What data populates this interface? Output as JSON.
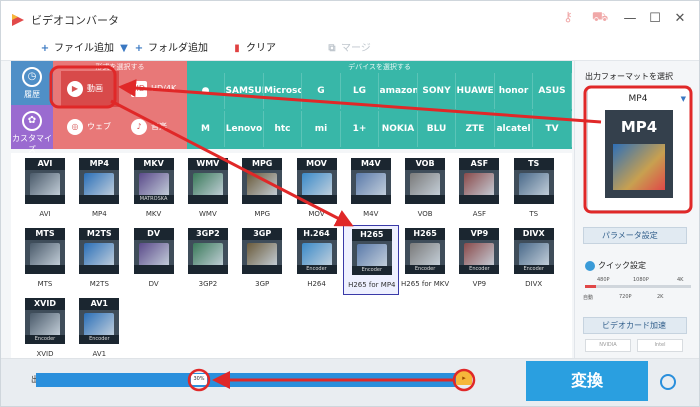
{
  "window": {
    "title": "ビデオコンバータ",
    "title_icons": [
      "key-icon",
      "cart-icon"
    ],
    "controls": [
      "minimize-icon",
      "maximize-icon",
      "close-icon"
    ]
  },
  "toolbar": {
    "add_file": "ファイル追加",
    "add_folder": "フォルダ追加",
    "clear": "クリア",
    "merge": "マージ"
  },
  "selector": {
    "history_label": "履歴",
    "custom_label": "カスタマイズ",
    "format_header": "形式を選択する",
    "device_header": "デバイスを選択する",
    "video_label": "動画",
    "hd_label": "HD/4K",
    "web_label": "ウェブ",
    "audio_label": "音楽",
    "devices_row1": [
      "",
      "SAMSUNG",
      "Microsoft",
      "G",
      "LG",
      "amazon",
      "SONY",
      "HUAWEI",
      "honor",
      "ASUS"
    ],
    "devices_row2": [
      "M",
      "Lenovo",
      "htc",
      "mi",
      "1+",
      "NOKIA",
      "BLU",
      "ZTE",
      "alcatel",
      "TV"
    ]
  },
  "formats": [
    {
      "badge": "AVI",
      "name": "AVI",
      "sub": ""
    },
    {
      "badge": "MP4",
      "name": "MP4",
      "sub": ""
    },
    {
      "badge": "MKV",
      "name": "MKV",
      "sub": "MATROSKA"
    },
    {
      "badge": "WMV",
      "name": "WMV",
      "sub": ""
    },
    {
      "badge": "MPG",
      "name": "MPG",
      "sub": ""
    },
    {
      "badge": "MOV",
      "name": "MOV",
      "sub": ""
    },
    {
      "badge": "M4V",
      "name": "M4V",
      "sub": ""
    },
    {
      "badge": "VOB",
      "name": "VOB",
      "sub": ""
    },
    {
      "badge": "ASF",
      "name": "ASF",
      "sub": ""
    },
    {
      "badge": "TS",
      "name": "TS",
      "sub": ""
    },
    {
      "badge": "MTS",
      "name": "MTS",
      "sub": ""
    },
    {
      "badge": "M2TS",
      "name": "M2TS",
      "sub": ""
    },
    {
      "badge": "DV",
      "name": "DV",
      "sub": ""
    },
    {
      "badge": "3GP2",
      "name": "3GP2",
      "sub": ""
    },
    {
      "badge": "3GP",
      "name": "3GP",
      "sub": ""
    },
    {
      "badge": "H.264",
      "name": "H264",
      "sub": "Encoder"
    },
    {
      "badge": "H265",
      "name": "H265 for MP4",
      "sub": "Encoder"
    },
    {
      "badge": "H265",
      "name": "H265 for MKV",
      "sub": "Encoder"
    },
    {
      "badge": "VP9",
      "name": "VP9",
      "sub": "Encoder"
    },
    {
      "badge": "DIVX",
      "name": "DIVX",
      "sub": "Encoder"
    },
    {
      "badge": "XVID",
      "name": "XVID",
      "sub": "Encoder"
    },
    {
      "badge": "AV1",
      "name": "AV1",
      "sub": "Encoder"
    }
  ],
  "sidebar": {
    "output_label": "出力フォーマットを選択",
    "selected_format": "MP4",
    "param_button": "パラメータ設定",
    "quick_label": "クイック設定",
    "quality_ticks_top": [
      "480P",
      "1080P",
      "4K"
    ],
    "quality_ticks_bottom": [
      "自動",
      "720P",
      "2K"
    ],
    "quality_level": 0.1,
    "gpu_button": "ビデオカード加速",
    "gpu_options": [
      "NVIDIA",
      "Intel"
    ]
  },
  "bottom": {
    "output_label": "出",
    "progress_percent": "30%",
    "convert_label": "変換"
  },
  "colors": {
    "accent_blue": "#2a9fe0",
    "annotation_red": "#e02828"
  }
}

* * * *

** What you will do **
Omit every picture, and otherwise quote the entries exactly.

** The result **
What data populates this interface? Output as JSON.
{
  "window": {
    "title": "ビデオコンバータ",
    "title_icons": [
      "key-icon",
      "cart-icon"
    ],
    "controls": [
      "minimize-icon",
      "maximize-icon",
      "close-icon"
    ]
  },
  "toolbar": {
    "add_file": "ファイル追加",
    "add_folder": "フォルダ追加",
    "clear": "クリア",
    "merge": "マージ"
  },
  "selector": {
    "history_label": "履歴",
    "custom_label": "カスタマイズ",
    "format_header": "形式を選択する",
    "device_header": "デバイスを選択する",
    "video_label": "動画",
    "hd_label": "HD/4K",
    "web_label": "ウェブ",
    "audio_label": "音楽",
    "devices_row1": [
      "",
      "SAMSUNG",
      "Microsoft",
      "G",
      "LG",
      "amazon",
      "SONY",
      "HUAWEI",
      "honor",
      "ASUS"
    ],
    "devices_row2": [
      "M",
      "Lenovo",
      "htc",
      "mi",
      "1+",
      "NOKIA",
      "BLU",
      "ZTE",
      "alcatel",
      "TV"
    ]
  },
  "formats": [
    {
      "badge": "AVI",
      "name": "AVI",
      "sub": ""
    },
    {
      "badge": "MP4",
      "name": "MP4",
      "sub": ""
    },
    {
      "badge": "MKV",
      "name": "MKV",
      "sub": "MATROSKA"
    },
    {
      "badge": "WMV",
      "name": "WMV",
      "sub": ""
    },
    {
      "badge": "MPG",
      "name": "MPG",
      "sub": ""
    },
    {
      "badge": "MOV",
      "name": "MOV",
      "sub": ""
    },
    {
      "badge": "M4V",
      "name": "M4V",
      "sub": ""
    },
    {
      "badge": "VOB",
      "name": "VOB",
      "sub": ""
    },
    {
      "badge": "ASF",
      "name": "ASF",
      "sub": ""
    },
    {
      "badge": "TS",
      "name": "TS",
      "sub": ""
    },
    {
      "badge": "MTS",
      "name": "MTS",
      "sub": ""
    },
    {
      "badge": "M2TS",
      "name": "M2TS",
      "sub": ""
    },
    {
      "badge": "DV",
      "name": "DV",
      "sub": ""
    },
    {
      "badge": "3GP2",
      "name": "3GP2",
      "sub": ""
    },
    {
      "badge": "3GP",
      "name": "3GP",
      "sub": ""
    },
    {
      "badge": "H.264",
      "name": "H264",
      "sub": "Encoder"
    },
    {
      "badge": "H265",
      "name": "H265 for MP4",
      "sub": "Encoder"
    },
    {
      "badge": "H265",
      "name": "H265 for MKV",
      "sub": "Encoder"
    },
    {
      "badge": "VP9",
      "name": "VP9",
      "sub": "Encoder"
    },
    {
      "badge": "DIVX",
      "name": "DIVX",
      "sub": "Encoder"
    },
    {
      "badge": "XVID",
      "name": "XVID",
      "sub": "Encoder"
    },
    {
      "badge": "AV1",
      "name": "AV1",
      "sub": "Encoder"
    }
  ],
  "sidebar": {
    "output_label": "出力フォーマットを選択",
    "selected_format": "MP4",
    "param_button": "パラメータ設定",
    "quick_label": "クイック設定",
    "quality_ticks_top": [
      "480P",
      "1080P",
      "4K"
    ],
    "quality_ticks_bottom": [
      "自動",
      "720P",
      "2K"
    ],
    "quality_level": 0.1,
    "gpu_button": "ビデオカード加速",
    "gpu_options": [
      "NVIDIA",
      "Intel"
    ]
  },
  "bottom": {
    "output_label": "出",
    "progress_percent": "30%",
    "convert_label": "変換"
  },
  "colors": {
    "accent_blue": "#2a9fe0",
    "annotation_red": "#e02828"
  }
}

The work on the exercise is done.